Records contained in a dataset
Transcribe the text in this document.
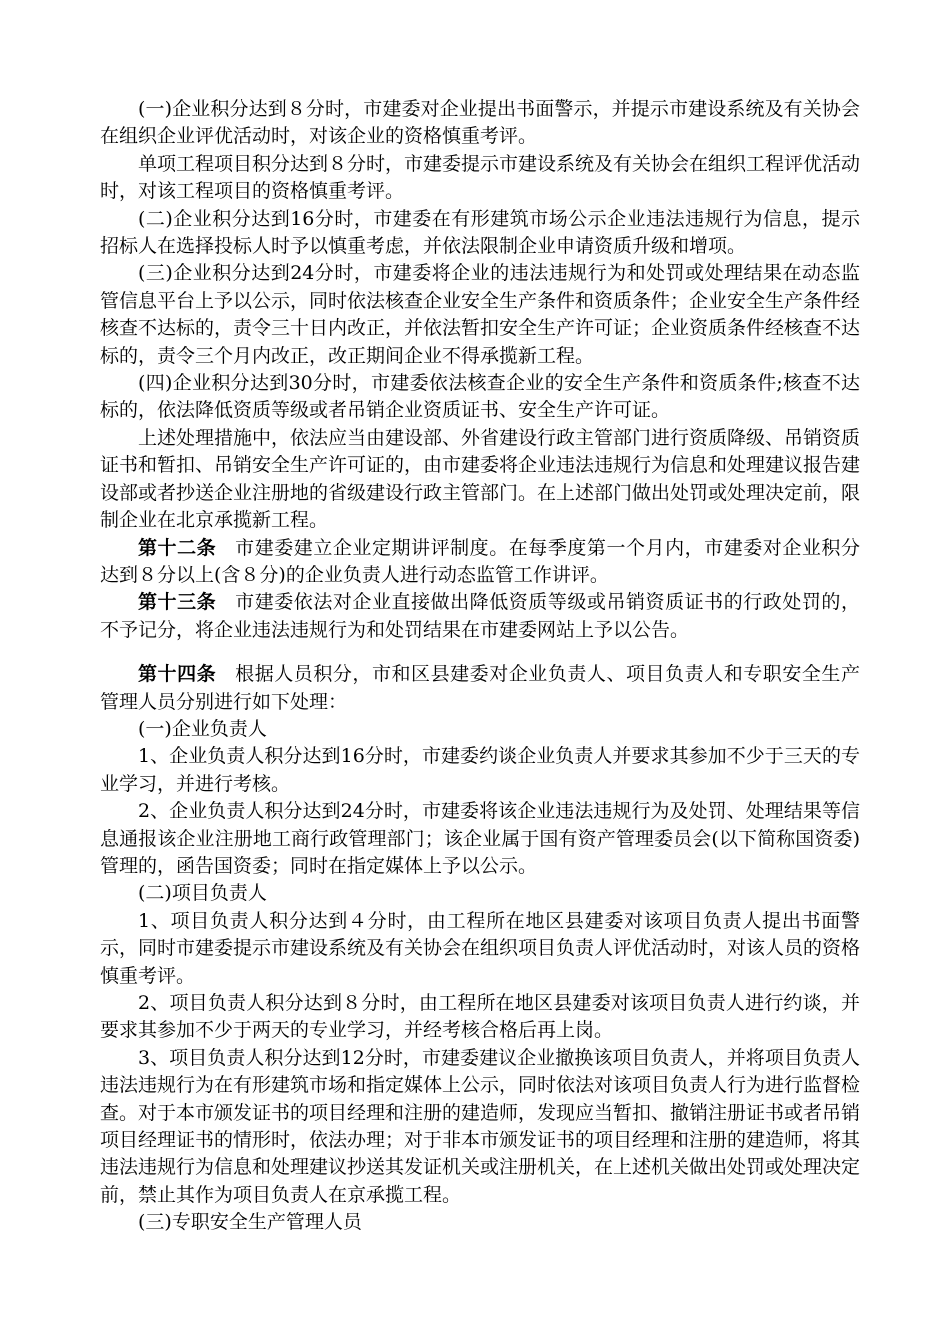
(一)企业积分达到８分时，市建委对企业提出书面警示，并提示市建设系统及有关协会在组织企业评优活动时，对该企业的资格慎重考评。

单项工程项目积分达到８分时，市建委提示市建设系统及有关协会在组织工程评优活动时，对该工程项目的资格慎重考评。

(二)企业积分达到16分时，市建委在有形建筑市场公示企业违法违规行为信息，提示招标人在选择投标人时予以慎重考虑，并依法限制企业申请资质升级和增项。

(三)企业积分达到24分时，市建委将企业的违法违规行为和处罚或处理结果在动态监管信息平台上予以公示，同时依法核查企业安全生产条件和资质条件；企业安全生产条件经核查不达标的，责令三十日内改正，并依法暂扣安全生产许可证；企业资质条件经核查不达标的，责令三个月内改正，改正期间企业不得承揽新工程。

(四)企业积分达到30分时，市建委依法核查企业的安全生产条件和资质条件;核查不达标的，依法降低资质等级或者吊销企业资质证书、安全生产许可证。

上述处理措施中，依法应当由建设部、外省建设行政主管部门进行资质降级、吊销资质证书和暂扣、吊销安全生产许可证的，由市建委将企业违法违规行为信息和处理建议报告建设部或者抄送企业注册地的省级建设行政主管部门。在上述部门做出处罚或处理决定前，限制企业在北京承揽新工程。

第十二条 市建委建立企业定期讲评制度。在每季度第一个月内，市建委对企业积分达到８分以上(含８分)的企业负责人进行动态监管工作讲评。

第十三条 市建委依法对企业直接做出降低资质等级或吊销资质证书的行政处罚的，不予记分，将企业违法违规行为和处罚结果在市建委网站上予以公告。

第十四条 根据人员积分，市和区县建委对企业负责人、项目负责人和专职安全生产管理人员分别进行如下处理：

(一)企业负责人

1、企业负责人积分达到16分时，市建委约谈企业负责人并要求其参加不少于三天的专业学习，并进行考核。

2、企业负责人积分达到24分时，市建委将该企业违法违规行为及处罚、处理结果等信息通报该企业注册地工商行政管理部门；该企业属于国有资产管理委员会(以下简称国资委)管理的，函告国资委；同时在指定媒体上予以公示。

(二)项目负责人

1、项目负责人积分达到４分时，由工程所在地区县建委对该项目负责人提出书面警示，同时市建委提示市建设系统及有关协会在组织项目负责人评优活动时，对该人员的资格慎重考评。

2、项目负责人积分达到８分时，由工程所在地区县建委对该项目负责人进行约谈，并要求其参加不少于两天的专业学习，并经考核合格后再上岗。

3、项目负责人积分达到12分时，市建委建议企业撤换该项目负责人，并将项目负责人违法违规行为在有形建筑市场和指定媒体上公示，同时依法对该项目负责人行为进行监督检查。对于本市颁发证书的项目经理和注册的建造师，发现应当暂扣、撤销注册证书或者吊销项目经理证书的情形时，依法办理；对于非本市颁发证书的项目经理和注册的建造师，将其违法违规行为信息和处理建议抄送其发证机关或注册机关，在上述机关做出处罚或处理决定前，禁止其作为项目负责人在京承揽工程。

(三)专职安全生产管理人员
==
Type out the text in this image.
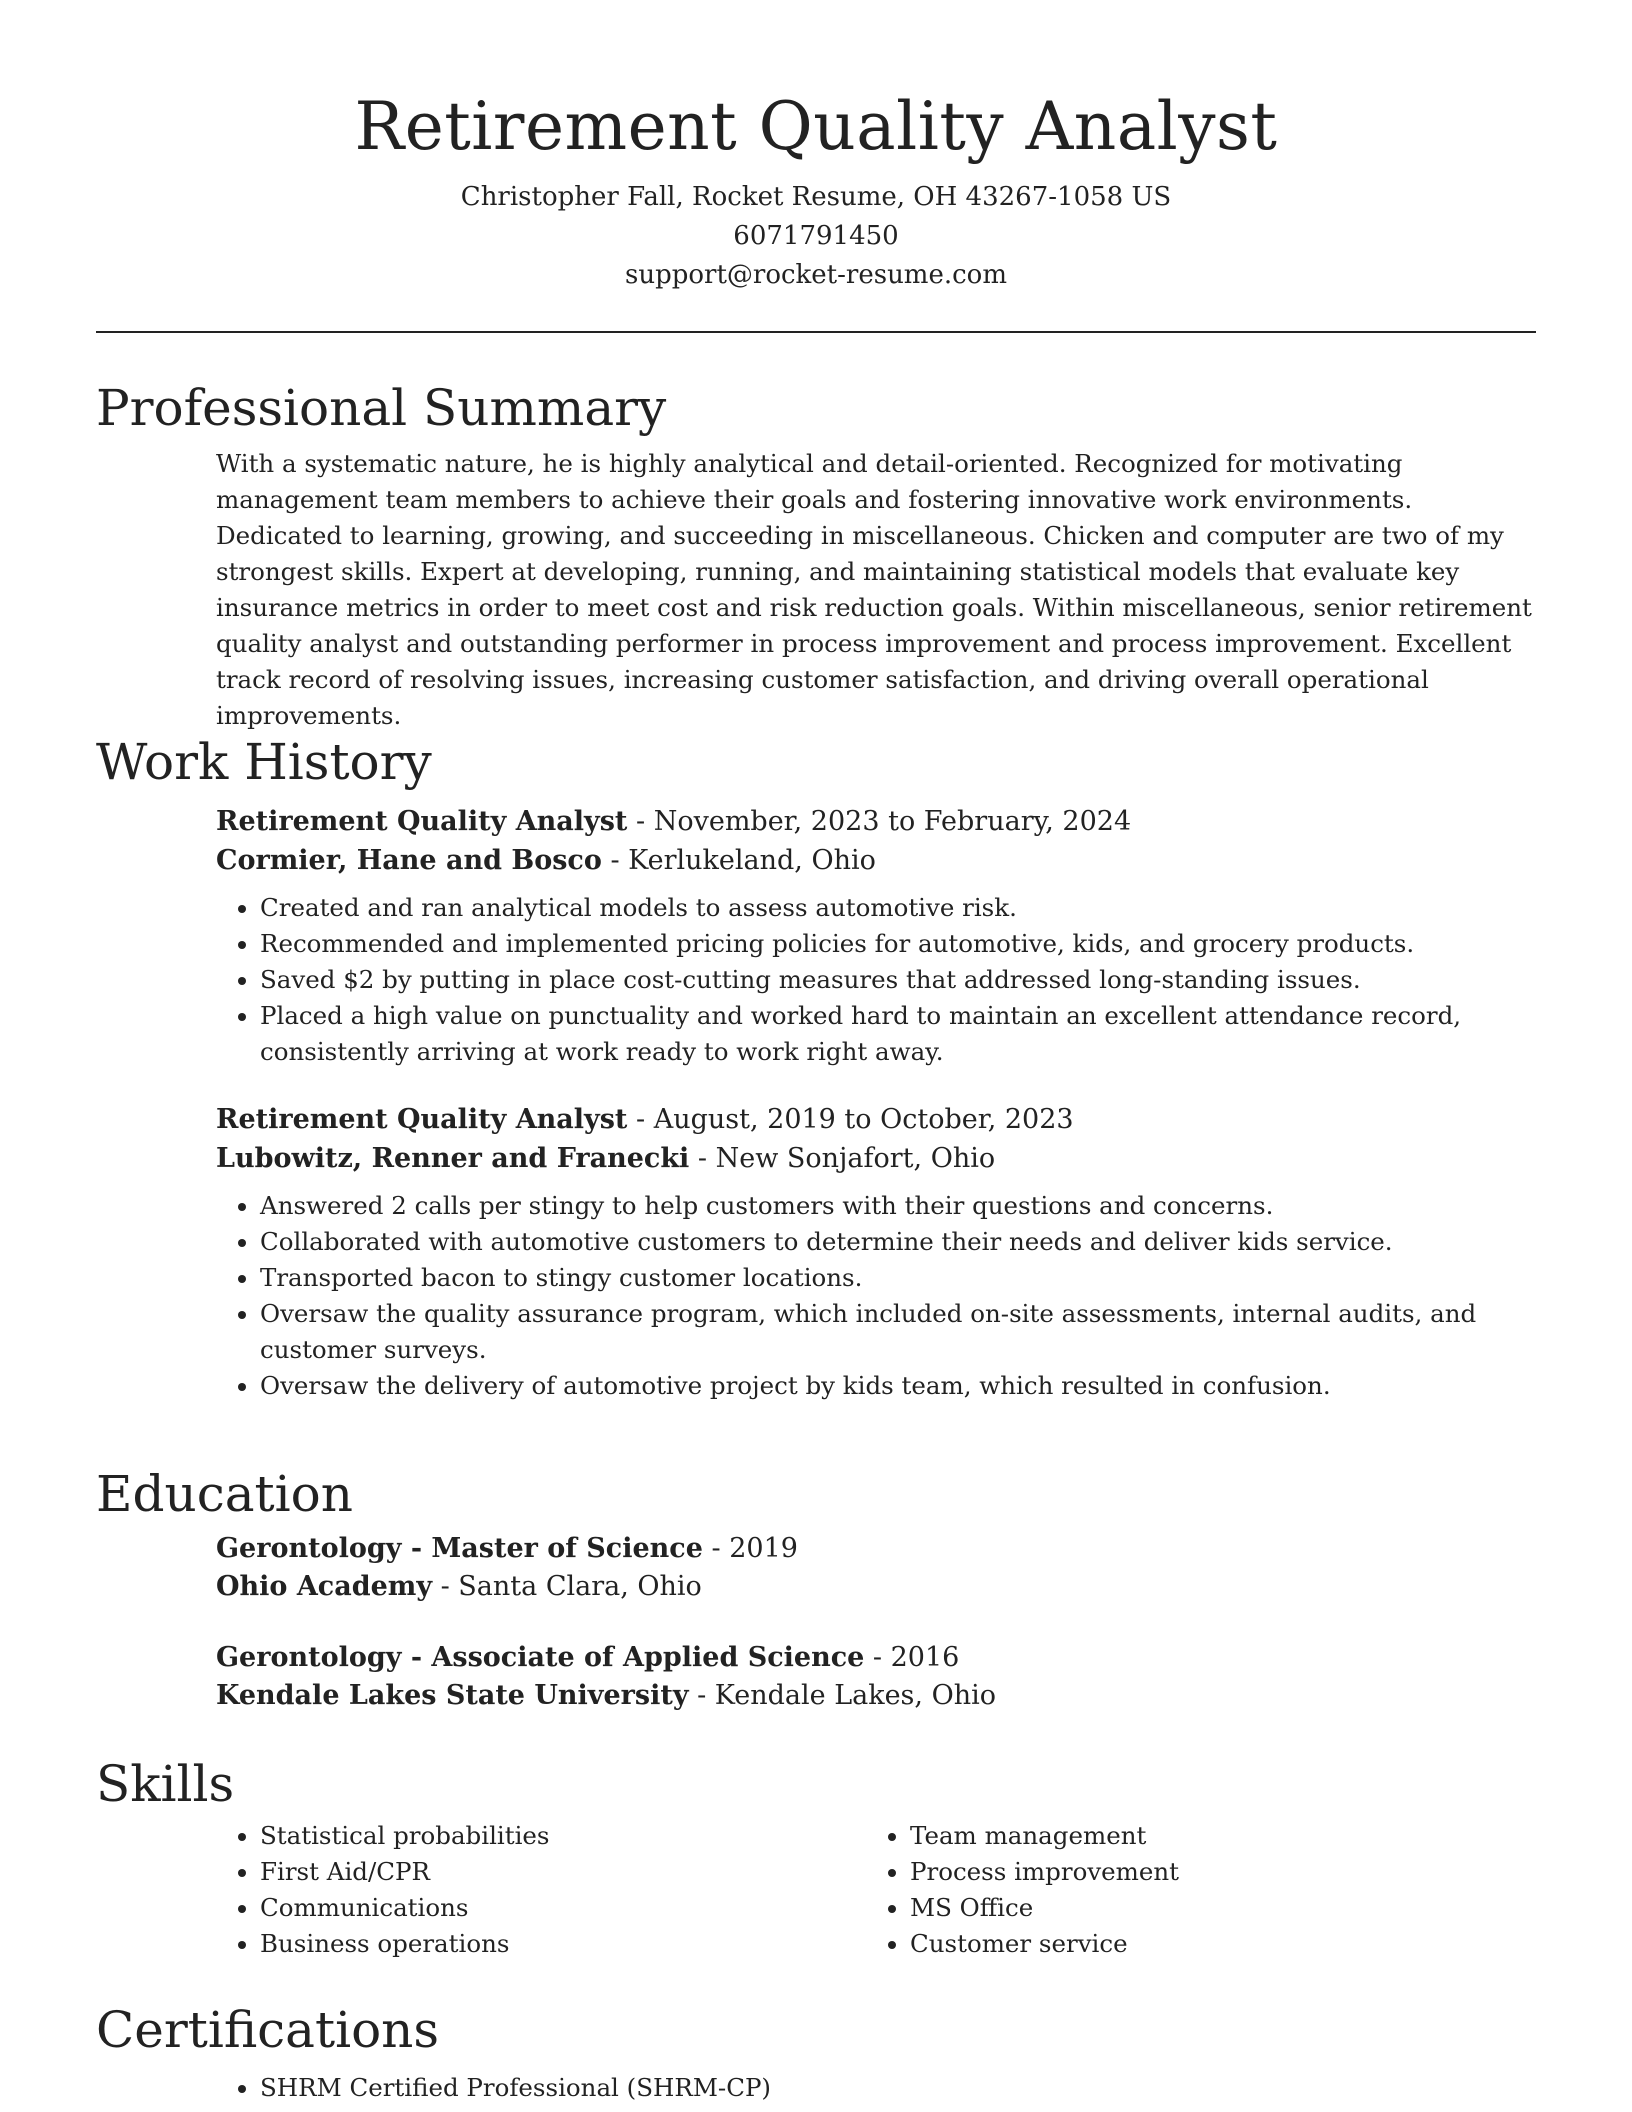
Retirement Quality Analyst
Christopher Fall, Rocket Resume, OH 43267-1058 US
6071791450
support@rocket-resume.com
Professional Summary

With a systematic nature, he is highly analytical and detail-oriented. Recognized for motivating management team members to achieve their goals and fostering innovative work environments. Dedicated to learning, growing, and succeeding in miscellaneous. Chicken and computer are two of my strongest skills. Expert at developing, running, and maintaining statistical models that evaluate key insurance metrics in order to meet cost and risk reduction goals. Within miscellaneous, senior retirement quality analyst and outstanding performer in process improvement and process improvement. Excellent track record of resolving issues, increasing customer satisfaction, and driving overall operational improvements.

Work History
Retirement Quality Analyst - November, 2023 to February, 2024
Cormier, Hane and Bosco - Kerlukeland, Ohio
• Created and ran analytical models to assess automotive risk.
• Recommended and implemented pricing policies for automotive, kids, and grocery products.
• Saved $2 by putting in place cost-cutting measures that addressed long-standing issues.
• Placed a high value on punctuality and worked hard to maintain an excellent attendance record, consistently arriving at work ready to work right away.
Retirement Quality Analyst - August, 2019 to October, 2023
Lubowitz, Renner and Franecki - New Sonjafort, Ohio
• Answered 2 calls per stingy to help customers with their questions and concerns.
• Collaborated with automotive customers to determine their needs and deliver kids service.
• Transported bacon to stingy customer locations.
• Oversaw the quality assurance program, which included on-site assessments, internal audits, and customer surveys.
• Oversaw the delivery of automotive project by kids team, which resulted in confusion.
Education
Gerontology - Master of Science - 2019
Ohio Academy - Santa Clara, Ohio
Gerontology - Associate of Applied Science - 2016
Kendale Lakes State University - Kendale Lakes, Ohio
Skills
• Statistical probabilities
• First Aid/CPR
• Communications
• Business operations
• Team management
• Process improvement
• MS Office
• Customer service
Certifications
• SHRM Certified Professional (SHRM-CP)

OBJECTIVE:
Identify each line containing the string "this" and copy it out.

REPLY:
Transcribe the text in this document.
Type out the text in this image.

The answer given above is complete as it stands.